--- SECCIÓN DE TEXTO ---
139.El Vaticano o el poder de la cruz

La primera vez que intentamos llegar al Vaticano una horda de peregrinos y turistas nos repelió. Ya desde la plataforma del bus touristique vimos venir, en sentido contrario, una masa informe de personas ocupando todo el ancho de la Plaza de San Pedro: habían cerrado la Capilla Sixtina y las multitudes abandonaban el sacro territorio. Nosotros también.
La segunda vez que lo intentamos partimos temprano en la mañana cuando aún el fresco envalentonaba para enfrentar las colas. La gente todavía no era mucha.









Empezamos por los  Museos Vaticanos rumbo a la Capilla Sixtina. Yo no sabía que tantos mundos rodeaban a los Papas: las mejores esculturas romanas, las estatuas etruscas, las momias y enterramientos egipcios, los mapas geográficos de dimensiones colosales y las máscaras africanas se suceden en galerías de cielos angelicales y cortinados simulados para el ojo. Centenas de metros de salas y patios de pisos relucientes donde se disponen estatuas tan famosas como el Discóbolo o tan ignotas como los pequeños niños de pito quebrado. Hermosas estatuas níveas de mármol, en las que la perfección de los rostros y cuerpos vimos repetida tantas veces en miles de réplicas esparcidas por el mundo. Hay un zoológico de mármol, un patio octogonal con el dios Arno con sus tinajas y Laocoonte enredado entre víboras, una Ariadna dormida y un Júpiter sentado. Se atraviesan salas con estatuas de bronce, sarcófagos de mármoles o de granitos de colores, mosaicos que representan la vida, y sólo para llegar a la Capilla Sixtina.

Una habitación rectangular, detrás de una puerta pequeña encierra uno de los tesoros más valiosos y preciados del Vaticano. La primera impresión es un poco decepcionante: hay demasiada gente y el espacio, completamente vacío, es muy simple. No tiene ni un mueble, ni un altar, ni un candelabro: sólo gente que circula mirando el techo. La entrada lateral no contribuye a apreciar la magnificencia y uno entra dándole la espalda al Juicio Universal. Tantas veces vistas estas pinturas que uno demora en hallarlas entre Patriarcas, Apóstoles y Sibilas. Pasados esos minutos de desconcierto, y si se puede acceder a la historia, se redimensiona el valor y la belleza.

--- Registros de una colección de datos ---

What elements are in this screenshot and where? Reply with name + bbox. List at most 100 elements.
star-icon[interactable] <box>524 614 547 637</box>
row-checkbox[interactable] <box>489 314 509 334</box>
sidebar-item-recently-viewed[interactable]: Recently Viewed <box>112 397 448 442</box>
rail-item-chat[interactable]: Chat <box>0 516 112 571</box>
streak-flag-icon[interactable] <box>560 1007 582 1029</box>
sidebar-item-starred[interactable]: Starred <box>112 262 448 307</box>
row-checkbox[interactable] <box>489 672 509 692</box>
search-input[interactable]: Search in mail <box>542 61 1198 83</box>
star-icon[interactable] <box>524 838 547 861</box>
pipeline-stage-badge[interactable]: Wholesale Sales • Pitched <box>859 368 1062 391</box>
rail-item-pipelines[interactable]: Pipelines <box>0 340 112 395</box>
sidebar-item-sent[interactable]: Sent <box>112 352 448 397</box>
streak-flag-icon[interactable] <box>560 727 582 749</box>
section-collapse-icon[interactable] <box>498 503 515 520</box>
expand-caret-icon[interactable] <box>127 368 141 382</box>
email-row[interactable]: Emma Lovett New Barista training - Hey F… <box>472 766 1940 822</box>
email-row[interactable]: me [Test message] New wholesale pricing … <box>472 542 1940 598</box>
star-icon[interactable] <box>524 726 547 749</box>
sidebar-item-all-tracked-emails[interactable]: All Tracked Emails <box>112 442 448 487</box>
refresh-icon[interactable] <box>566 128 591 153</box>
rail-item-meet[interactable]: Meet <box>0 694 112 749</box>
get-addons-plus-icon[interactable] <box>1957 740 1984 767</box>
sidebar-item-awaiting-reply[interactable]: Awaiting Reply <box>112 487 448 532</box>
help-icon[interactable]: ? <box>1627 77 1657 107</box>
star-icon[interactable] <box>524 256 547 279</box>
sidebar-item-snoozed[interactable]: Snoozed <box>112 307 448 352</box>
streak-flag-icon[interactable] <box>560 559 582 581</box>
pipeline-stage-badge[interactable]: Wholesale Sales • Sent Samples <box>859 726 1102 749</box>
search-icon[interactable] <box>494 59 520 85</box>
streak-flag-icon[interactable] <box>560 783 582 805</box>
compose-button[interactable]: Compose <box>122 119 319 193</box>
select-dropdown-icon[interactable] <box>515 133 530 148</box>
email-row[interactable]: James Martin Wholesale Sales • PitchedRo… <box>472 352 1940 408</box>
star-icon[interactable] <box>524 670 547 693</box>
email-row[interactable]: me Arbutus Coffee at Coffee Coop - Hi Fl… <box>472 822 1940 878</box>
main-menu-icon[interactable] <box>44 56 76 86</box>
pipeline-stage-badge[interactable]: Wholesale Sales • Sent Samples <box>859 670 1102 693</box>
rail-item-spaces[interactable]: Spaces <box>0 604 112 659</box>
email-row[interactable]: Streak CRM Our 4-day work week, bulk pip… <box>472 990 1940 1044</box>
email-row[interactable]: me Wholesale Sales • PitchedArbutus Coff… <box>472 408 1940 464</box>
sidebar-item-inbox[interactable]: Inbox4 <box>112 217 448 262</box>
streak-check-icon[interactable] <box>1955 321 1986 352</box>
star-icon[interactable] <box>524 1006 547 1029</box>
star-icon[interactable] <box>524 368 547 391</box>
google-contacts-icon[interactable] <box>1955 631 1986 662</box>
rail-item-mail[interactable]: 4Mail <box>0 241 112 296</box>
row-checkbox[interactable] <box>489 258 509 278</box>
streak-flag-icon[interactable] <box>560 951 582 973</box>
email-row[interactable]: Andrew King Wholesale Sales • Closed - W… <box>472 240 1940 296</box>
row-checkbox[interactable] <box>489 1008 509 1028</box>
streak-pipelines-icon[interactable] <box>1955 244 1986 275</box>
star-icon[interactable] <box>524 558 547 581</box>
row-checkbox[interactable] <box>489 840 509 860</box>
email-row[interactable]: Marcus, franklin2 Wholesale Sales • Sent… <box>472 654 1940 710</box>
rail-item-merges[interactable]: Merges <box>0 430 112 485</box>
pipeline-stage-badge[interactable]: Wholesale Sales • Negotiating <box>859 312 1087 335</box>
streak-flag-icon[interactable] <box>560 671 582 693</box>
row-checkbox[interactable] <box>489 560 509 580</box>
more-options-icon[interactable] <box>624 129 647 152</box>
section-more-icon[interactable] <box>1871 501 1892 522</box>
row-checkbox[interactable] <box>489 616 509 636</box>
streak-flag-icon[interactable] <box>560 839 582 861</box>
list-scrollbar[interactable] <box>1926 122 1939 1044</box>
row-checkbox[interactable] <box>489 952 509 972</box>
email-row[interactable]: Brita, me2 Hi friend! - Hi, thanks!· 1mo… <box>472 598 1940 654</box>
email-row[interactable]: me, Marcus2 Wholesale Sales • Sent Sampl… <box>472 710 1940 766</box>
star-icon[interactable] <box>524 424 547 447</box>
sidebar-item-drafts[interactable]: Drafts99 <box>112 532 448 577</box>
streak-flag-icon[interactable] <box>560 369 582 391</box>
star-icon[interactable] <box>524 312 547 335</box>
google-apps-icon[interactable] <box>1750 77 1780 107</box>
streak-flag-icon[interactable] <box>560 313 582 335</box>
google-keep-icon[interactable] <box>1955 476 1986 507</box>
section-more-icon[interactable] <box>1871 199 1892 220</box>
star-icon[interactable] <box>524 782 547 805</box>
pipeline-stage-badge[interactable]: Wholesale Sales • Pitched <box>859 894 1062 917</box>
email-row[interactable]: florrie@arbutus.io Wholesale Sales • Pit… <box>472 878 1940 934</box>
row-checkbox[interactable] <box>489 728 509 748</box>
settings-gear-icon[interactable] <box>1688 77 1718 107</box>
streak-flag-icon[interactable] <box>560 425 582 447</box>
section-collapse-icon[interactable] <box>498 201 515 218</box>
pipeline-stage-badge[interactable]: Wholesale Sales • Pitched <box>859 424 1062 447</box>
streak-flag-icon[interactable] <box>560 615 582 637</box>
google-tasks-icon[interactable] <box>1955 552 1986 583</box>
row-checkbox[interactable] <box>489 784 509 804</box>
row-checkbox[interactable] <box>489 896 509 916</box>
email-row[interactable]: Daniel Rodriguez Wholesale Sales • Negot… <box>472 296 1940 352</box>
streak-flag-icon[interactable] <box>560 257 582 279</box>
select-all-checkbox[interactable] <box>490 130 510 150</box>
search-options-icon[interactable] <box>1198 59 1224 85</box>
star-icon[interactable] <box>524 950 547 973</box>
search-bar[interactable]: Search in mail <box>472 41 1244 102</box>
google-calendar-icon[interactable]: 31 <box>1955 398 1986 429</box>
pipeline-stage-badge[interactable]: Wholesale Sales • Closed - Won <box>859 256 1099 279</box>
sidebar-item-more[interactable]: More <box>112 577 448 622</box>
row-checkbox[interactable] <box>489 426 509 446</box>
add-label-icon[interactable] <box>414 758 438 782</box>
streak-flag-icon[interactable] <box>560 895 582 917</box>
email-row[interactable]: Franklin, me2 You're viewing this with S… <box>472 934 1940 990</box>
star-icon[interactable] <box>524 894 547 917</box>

--- QUÉ HACER ---
Duplica completo el texto sobre el Vaticano, sin cambiar ni omitir nada.

--- SOLUCIÓN DEL EJERCICIO ---
139.El Vaticano o el poder de la cruz

La primera vez que intentamos llegar al Vaticano una horda de peregrinos y turistas nos repelió. Ya desde la plataforma del bus touristique vimos venir, en sentido contrario, una masa informe de personas ocupando todo el ancho de la Plaza de San Pedro: habían cerrado la Capilla Sixtina y las multitudes abandonaban el sacro territorio. Nosotros también.
La segunda vez que lo intentamos partimos temprano en la mañana cuando aún el fresco envalentonaba para enfrentar las colas. La gente todavía no era mucha.









Empezamos por los  Museos Vaticanos rumbo a la Capilla Sixtina. Yo no sabía que tantos mundos rodeaban a los Papas: las mejores esculturas romanas, las estatuas etruscas, las momias y enterramientos egipcios, los mapas geográficos de dimensiones colosales y las máscaras africanas se suceden en galerías de cielos angelicales y cortinados simulados para el ojo. Centenas de metros de salas y patios de pisos relucientes donde se disponen estatuas tan famosas como el Discóbolo o tan ignotas como los pequeños niños de pito quebrado. Hermosas estatuas níveas de mármol, en las que la perfección de los rostros y cuerpos vimos repetida tantas veces en miles de réplicas esparcidas por el mundo. Hay un zoológico de mármol, un patio octogonal con el dios Arno con sus tinajas y Laocoonte enredado entre víboras, una Ariadna dormida y un Júpiter sentado. Se atraviesan salas con estatuas de bronce, sarcófagos de mármoles o de granitos de colores, mosaicos que representan la vida, y sólo para llegar a la Capilla Sixtina.

Una habitación rectangular, detrás de una puerta pequeña encierra uno de los tesoros más valiosos y preciados del Vaticano. La primera impresión es un poco decepcionante: hay demasiada gente y el espacio, completamente vacío, es muy simple. No tiene ni un mueble, ni un altar, ni un candelabro: sólo gente que circula mirando el techo. La entrada lateral no contribuye a apreciar la magnificencia y uno entra dándole la espalda al Juicio Universal. Tantas veces vistas estas pinturas que uno demora en hallarlas entre Patriarcas, Apóstoles y Sibilas. Pasados esos minutos de desconcierto, y si se puede acceder a la historia, se redimensiona el valor y la belleza.